[Records excerpted from a collection]
━━━━━━
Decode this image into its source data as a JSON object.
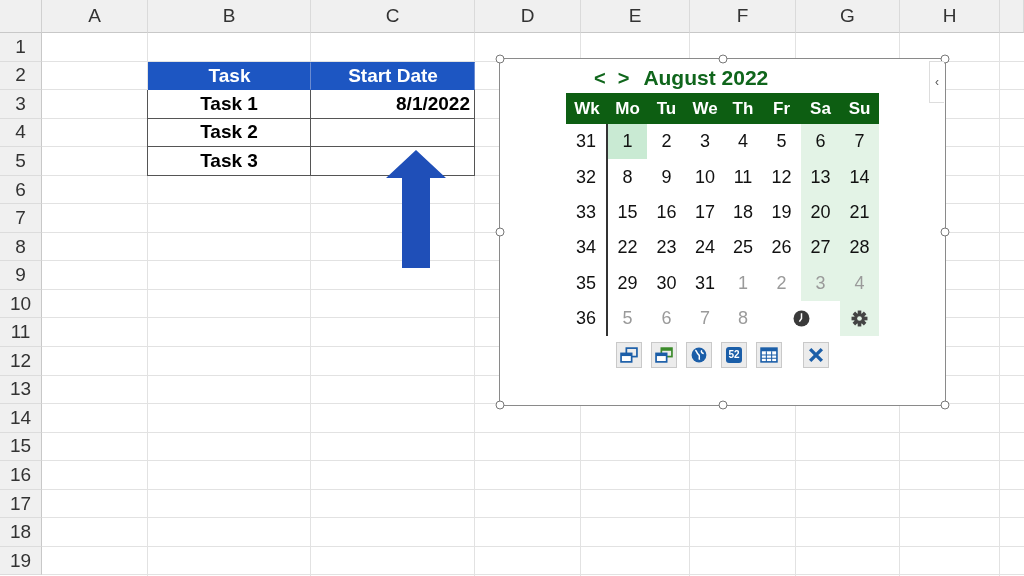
{
  "sheet": {
    "columns": [
      "A",
      "B",
      "C",
      "D",
      "E",
      "F",
      "G",
      "H"
    ],
    "rows": [
      "1",
      "2",
      "3",
      "4",
      "5",
      "6",
      "7",
      "8",
      "9",
      "10",
      "11",
      "12",
      "13",
      "14",
      "15",
      "16",
      "17",
      "18",
      "19"
    ]
  },
  "table": {
    "columns": [
      "Task",
      "Start Date"
    ],
    "rows": [
      {
        "task": "Task 1",
        "start_date": "8/1/2022"
      },
      {
        "task": "Task 2"
      },
      {
        "task": "Task 3"
      }
    ]
  },
  "calendar": {
    "prev": "<",
    "next": ">",
    "title": "August 2022",
    "collapse": "‹",
    "headers": [
      "Wk",
      "Mo",
      "Tu",
      "We",
      "Th",
      "Fr",
      "Sa",
      "Su"
    ],
    "weeks": [
      {
        "week": "31",
        "days": [
          {
            "kind": "day",
            "label": "1",
            "selected": true,
            "other_month": false,
            "shaded": false
          },
          {
            "kind": "day",
            "label": "2",
            "selected": false,
            "other_month": false,
            "shaded": false
          },
          {
            "kind": "day",
            "label": "3",
            "selected": false,
            "other_month": false,
            "shaded": false
          },
          {
            "kind": "day",
            "label": "4",
            "selected": false,
            "other_month": false,
            "shaded": false
          },
          {
            "kind": "day",
            "label": "5",
            "selected": false,
            "other_month": false,
            "shaded": false
          },
          {
            "kind": "day",
            "label": "6",
            "selected": false,
            "other_month": false,
            "shaded": true
          },
          {
            "kind": "day",
            "label": "7",
            "selected": false,
            "other_month": false,
            "shaded": true
          }
        ]
      },
      {
        "week": "32",
        "days": [
          {
            "kind": "day",
            "label": "8",
            "selected": false,
            "other_month": false,
            "shaded": false
          },
          {
            "kind": "day",
            "label": "9",
            "selected": false,
            "other_month": false,
            "shaded": false
          },
          {
            "kind": "day",
            "label": "10",
            "selected": false,
            "other_month": false,
            "shaded": false
          },
          {
            "kind": "day",
            "label": "11",
            "selected": false,
            "other_month": false,
            "shaded": false
          },
          {
            "kind": "day",
            "label": "12",
            "selected": false,
            "other_month": false,
            "shaded": false
          },
          {
            "kind": "day",
            "label": "13",
            "selected": false,
            "other_month": false,
            "shaded": true
          },
          {
            "kind": "day",
            "label": "14",
            "selected": false,
            "other_month": false,
            "shaded": true
          }
        ]
      },
      {
        "week": "33",
        "days": [
          {
            "kind": "day",
            "label": "15",
            "selected": false,
            "other_month": false,
            "shaded": false
          },
          {
            "kind": "day",
            "label": "16",
            "selected": false,
            "other_month": false,
            "shaded": false
          },
          {
            "kind": "day",
            "label": "17",
            "selected": false,
            "other_month": false,
            "shaded": false
          },
          {
            "kind": "day",
            "label": "18",
            "selected": false,
            "other_month": false,
            "shaded": false
          },
          {
            "kind": "day",
            "label": "19",
            "selected": false,
            "other_month": false,
            "shaded": false
          },
          {
            "kind": "day",
            "label": "20",
            "selected": false,
            "other_month": false,
            "shaded": true
          },
          {
            "kind": "day",
            "label": "21",
            "selected": false,
            "other_month": false,
            "shaded": true
          }
        ]
      },
      {
        "week": "34",
        "days": [
          {
            "kind": "day",
            "label": "22",
            "selected": false,
            "other_month": false,
            "shaded": false
          },
          {
            "kind": "day",
            "label": "23",
            "selected": false,
            "other_month": false,
            "shaded": false
          },
          {
            "kind": "day",
            "label": "24",
            "selected": false,
            "other_month": false,
            "shaded": false
          },
          {
            "kind": "day",
            "label": "25",
            "selected": false,
            "other_month": false,
            "shaded": false
          },
          {
            "kind": "day",
            "label": "26",
            "selected": false,
            "other_month": false,
            "shaded": false
          },
          {
            "kind": "day",
            "label": "27",
            "selected": false,
            "other_month": false,
            "shaded": true
          },
          {
            "kind": "day",
            "label": "28",
            "selected": false,
            "other_month": false,
            "shaded": true
          }
        ]
      },
      {
        "week": "35",
        "days": [
          {
            "kind": "day",
            "label": "29",
            "selected": false,
            "other_month": false,
            "shaded": false
          },
          {
            "kind": "day",
            "label": "30",
            "selected": false,
            "other_month": false,
            "shaded": false
          },
          {
            "kind": "day",
            "label": "31",
            "selected": false,
            "other_month": false,
            "shaded": false
          },
          {
            "kind": "day",
            "label": "1",
            "selected": false,
            "other_month": true,
            "shaded": false
          },
          {
            "kind": "day",
            "label": "2",
            "selected": false,
            "other_month": true,
            "shaded": false
          },
          {
            "kind": "day",
            "label": "3",
            "selected": false,
            "other_month": true,
            "shaded": true
          },
          {
            "kind": "day",
            "label": "4",
            "selected": false,
            "other_month": true,
            "shaded": true
          }
        ]
      },
      {
        "week": "36",
        "days": [
          {
            "kind": "day",
            "label": "5",
            "selected": false,
            "other_month": true,
            "shaded": false
          },
          {
            "kind": "day",
            "label": "6",
            "selected": false,
            "other_month": true,
            "shaded": false
          },
          {
            "kind": "day",
            "label": "7",
            "selected": false,
            "other_month": true,
            "shaded": false
          },
          {
            "kind": "day",
            "label": "8",
            "selected": false,
            "other_month": true,
            "shaded": false
          },
          {
            "kind": "clock",
            "shaded": false
          },
          {
            "kind": "gear",
            "shaded": true
          }
        ]
      }
    ],
    "toolbar": [
      {
        "kind": "window-back"
      },
      {
        "kind": "window-front"
      },
      {
        "kind": "globe"
      },
      {
        "kind": "week",
        "label": "52"
      },
      {
        "kind": "grid"
      },
      {
        "kind": "close"
      }
    ]
  }
}
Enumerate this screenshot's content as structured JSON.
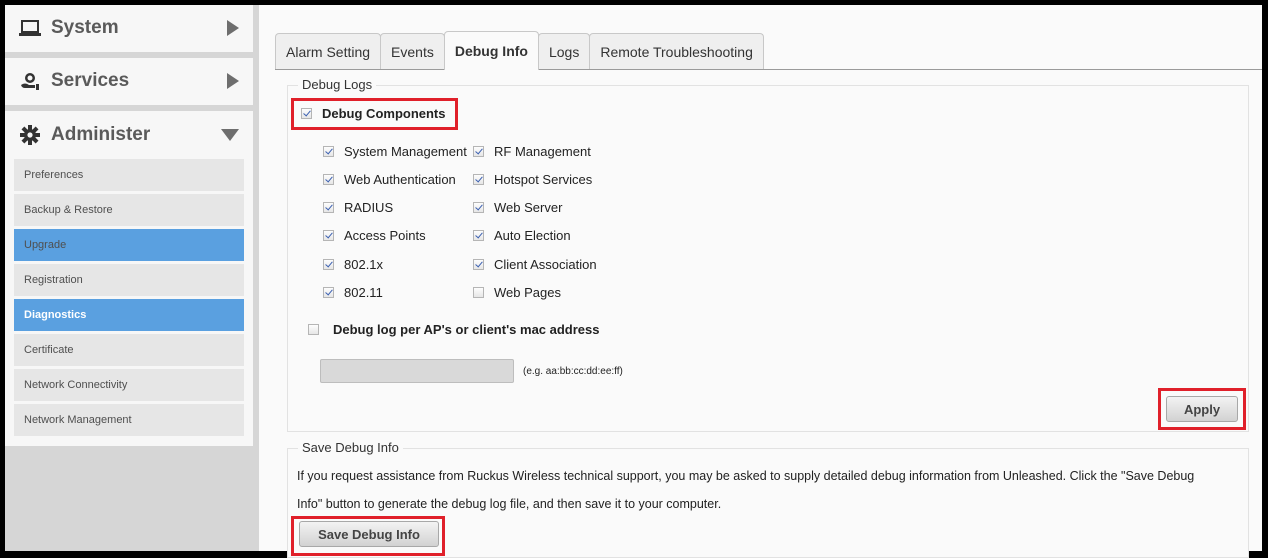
{
  "sidebar": {
    "sections": [
      {
        "label": "System",
        "icon": "laptop-icon",
        "state": "collapsed"
      },
      {
        "label": "Services",
        "icon": "services-icon",
        "state": "collapsed"
      },
      {
        "label": "Administer",
        "icon": "gear-icon",
        "state": "expanded"
      }
    ],
    "administer_items": [
      {
        "label": "Preferences",
        "state": "normal"
      },
      {
        "label": "Backup & Restore",
        "state": "normal"
      },
      {
        "label": "Upgrade",
        "state": "highlighted"
      },
      {
        "label": "Registration",
        "state": "normal"
      },
      {
        "label": "Diagnostics",
        "state": "active"
      },
      {
        "label": "Certificate",
        "state": "normal"
      },
      {
        "label": "Network Connectivity",
        "state": "normal"
      },
      {
        "label": "Network Management",
        "state": "normal"
      }
    ]
  },
  "tabs": [
    {
      "label": "Alarm Setting",
      "active": false
    },
    {
      "label": "Events",
      "active": false
    },
    {
      "label": "Debug Info",
      "active": true
    },
    {
      "label": "Logs",
      "active": false
    },
    {
      "label": "Remote Troubleshooting",
      "active": false
    }
  ],
  "debug_logs": {
    "legend": "Debug Logs",
    "debug_components": {
      "label": "Debug Components",
      "checked": true
    },
    "components_left": [
      {
        "label": "System Management",
        "checked": true
      },
      {
        "label": "Web Authentication",
        "checked": true
      },
      {
        "label": "RADIUS",
        "checked": true
      },
      {
        "label": "Access Points",
        "checked": true
      },
      {
        "label": "802.1x",
        "checked": true
      },
      {
        "label": "802.11",
        "checked": true
      }
    ],
    "components_right": [
      {
        "label": "RF Management",
        "checked": true
      },
      {
        "label": "Hotspot Services",
        "checked": true
      },
      {
        "label": "Web Server",
        "checked": true
      },
      {
        "label": "Auto Election",
        "checked": true
      },
      {
        "label": "Client Association",
        "checked": true
      },
      {
        "label": "Web Pages",
        "checked": false
      }
    ],
    "mac_debug": {
      "label": "Debug log per AP's or client's mac address",
      "checked": false
    },
    "mac_input": {
      "value": "",
      "placeholder": ""
    },
    "mac_hint": "(e.g. aa:bb:cc:dd:ee:ff)",
    "apply_label": "Apply"
  },
  "save_debug": {
    "legend": "Save Debug Info",
    "line1": "If you request assistance from Ruckus Wireless technical support, you may be asked to supply detailed debug information from Unleashed. Click the \"Save Debug",
    "line2": "Info\" button to generate the debug log file, and then save it to your computer.",
    "button_label": "Save Debug Info"
  },
  "colors": {
    "highlight": "#e0202a",
    "active_nav": "#5aa0e0"
  }
}
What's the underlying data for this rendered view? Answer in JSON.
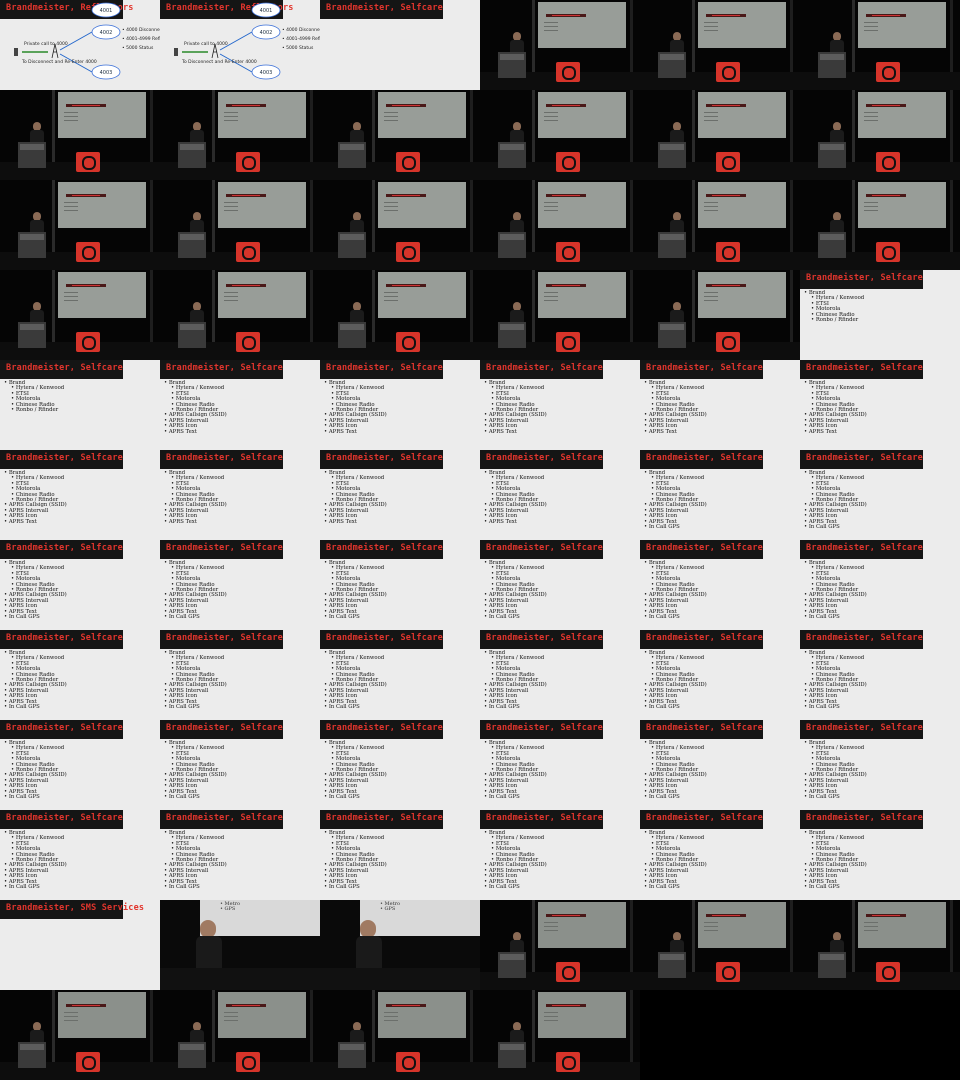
{
  "titles": {
    "reflectors": "Brandmeister, Reflectors",
    "selfcare": "Brandmeister, Selfcare",
    "sms": "Brandmeister, SMS Services"
  },
  "diagram": {
    "callout": "Private call to 4000",
    "callout2": "To Disconnect and Re-Enter 4000",
    "nodes": [
      "4001",
      "4002",
      "4003"
    ],
    "options": [
      "4000 Disconnect",
      "4001-4999 Reflector",
      "5000 Status"
    ]
  },
  "selfcare_items": [
    {
      "text": "Brand",
      "level": 0
    },
    {
      "text": "Hytera / Kenwood",
      "level": 1
    },
    {
      "text": "ETSI",
      "level": 1
    },
    {
      "text": "Motorola",
      "level": 1
    },
    {
      "text": "Chinese Radio",
      "level": 1
    },
    {
      "text": "Ronbo / Rfinder",
      "level": 1
    },
    {
      "text": "APRS Callsign (SSID)",
      "level": 0
    },
    {
      "text": "APRS Intervall",
      "level": 0
    },
    {
      "text": "APRS Icon",
      "level": 0
    },
    {
      "text": "APRS Text",
      "level": 0
    },
    {
      "text": "In Call GPS",
      "level": 0
    }
  ],
  "closeup_text": [
    "• Metro",
    "• GPS"
  ],
  "cells": [
    {
      "kind": "diagram",
      "title": "reflectors"
    },
    {
      "kind": "diagram",
      "title": "reflectors"
    },
    {
      "kind": "slide",
      "title": "selfcare",
      "items": 0
    },
    {
      "kind": "stage"
    },
    {
      "kind": "stage"
    },
    {
      "kind": "stage"
    },
    {
      "kind": "stage"
    },
    {
      "kind": "stage"
    },
    {
      "kind": "stage"
    },
    {
      "kind": "stage"
    },
    {
      "kind": "stage"
    },
    {
      "kind": "stage"
    },
    {
      "kind": "stage"
    },
    {
      "kind": "stage"
    },
    {
      "kind": "stage"
    },
    {
      "kind": "stage"
    },
    {
      "kind": "stage"
    },
    {
      "kind": "stage"
    },
    {
      "kind": "stage"
    },
    {
      "kind": "stage"
    },
    {
      "kind": "stage"
    },
    {
      "kind": "stage"
    },
    {
      "kind": "stage"
    },
    {
      "kind": "slide",
      "title": "selfcare",
      "items": 6
    },
    {
      "kind": "slide",
      "title": "selfcare",
      "items": 6
    },
    {
      "kind": "slide",
      "title": "selfcare",
      "items": 10
    },
    {
      "kind": "slide",
      "title": "selfcare",
      "items": 10
    },
    {
      "kind": "slide",
      "title": "selfcare",
      "items": 10
    },
    {
      "kind": "slide",
      "title": "selfcare",
      "items": 10
    },
    {
      "kind": "slide",
      "title": "selfcare",
      "items": 10
    },
    {
      "kind": "slide",
      "title": "selfcare",
      "items": 10
    },
    {
      "kind": "slide",
      "title": "selfcare",
      "items": 10
    },
    {
      "kind": "slide",
      "title": "selfcare",
      "items": 10
    },
    {
      "kind": "slide",
      "title": "selfcare",
      "items": 10
    },
    {
      "kind": "slide",
      "title": "selfcare",
      "items": 11
    },
    {
      "kind": "slide",
      "title": "selfcare",
      "items": 11
    },
    {
      "kind": "slide",
      "title": "selfcare",
      "items": 11
    },
    {
      "kind": "slide",
      "title": "selfcare",
      "items": 11
    },
    {
      "kind": "slide",
      "title": "selfcare",
      "items": 11
    },
    {
      "kind": "slide",
      "title": "selfcare",
      "items": 11
    },
    {
      "kind": "slide",
      "title": "selfcare",
      "items": 11
    },
    {
      "kind": "slide",
      "title": "selfcare",
      "items": 11
    },
    {
      "kind": "slide",
      "title": "selfcare",
      "items": 11
    },
    {
      "kind": "slide",
      "title": "selfcare",
      "items": 11
    },
    {
      "kind": "slide",
      "title": "selfcare",
      "items": 11
    },
    {
      "kind": "slide",
      "title": "selfcare",
      "items": 11
    },
    {
      "kind": "slide",
      "title": "selfcare",
      "items": 11
    },
    {
      "kind": "slide",
      "title": "selfcare",
      "items": 11
    },
    {
      "kind": "slide",
      "title": "selfcare",
      "items": 11
    },
    {
      "kind": "slide",
      "title": "selfcare",
      "items": 11
    },
    {
      "kind": "slide",
      "title": "selfcare",
      "items": 11
    },
    {
      "kind": "slide",
      "title": "selfcare",
      "items": 11
    },
    {
      "kind": "slide",
      "title": "selfcare",
      "items": 11
    },
    {
      "kind": "slide",
      "title": "selfcare",
      "items": 11
    },
    {
      "kind": "slide",
      "title": "selfcare",
      "items": 11
    },
    {
      "kind": "slide",
      "title": "selfcare",
      "items": 11
    },
    {
      "kind": "slide",
      "title": "selfcare",
      "items": 11
    },
    {
      "kind": "slide",
      "title": "selfcare",
      "items": 11
    },
    {
      "kind": "slide",
      "title": "selfcare",
      "items": 11
    },
    {
      "kind": "slide",
      "title": "selfcare",
      "items": 11
    },
    {
      "kind": "slide",
      "title": "sms",
      "items": 0
    },
    {
      "kind": "close"
    },
    {
      "kind": "close"
    },
    {
      "kind": "stage",
      "variant": "sd"
    },
    {
      "kind": "stage",
      "variant": "sd"
    },
    {
      "kind": "stage",
      "variant": "sd"
    },
    {
      "kind": "stage",
      "variant": "sd"
    },
    {
      "kind": "stage",
      "variant": "sd"
    },
    {
      "kind": "stage",
      "variant": "sd"
    },
    {
      "kind": "stage",
      "variant": "sd"
    }
  ]
}
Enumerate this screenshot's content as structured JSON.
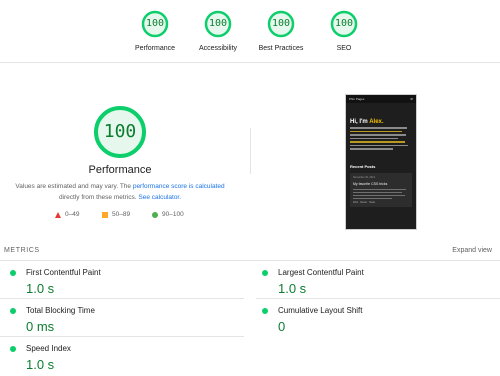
━━━━━━
__Exercise instructions__: Say how many lines above contain the string "Task". Answer with the number only.

__Correct result__: 4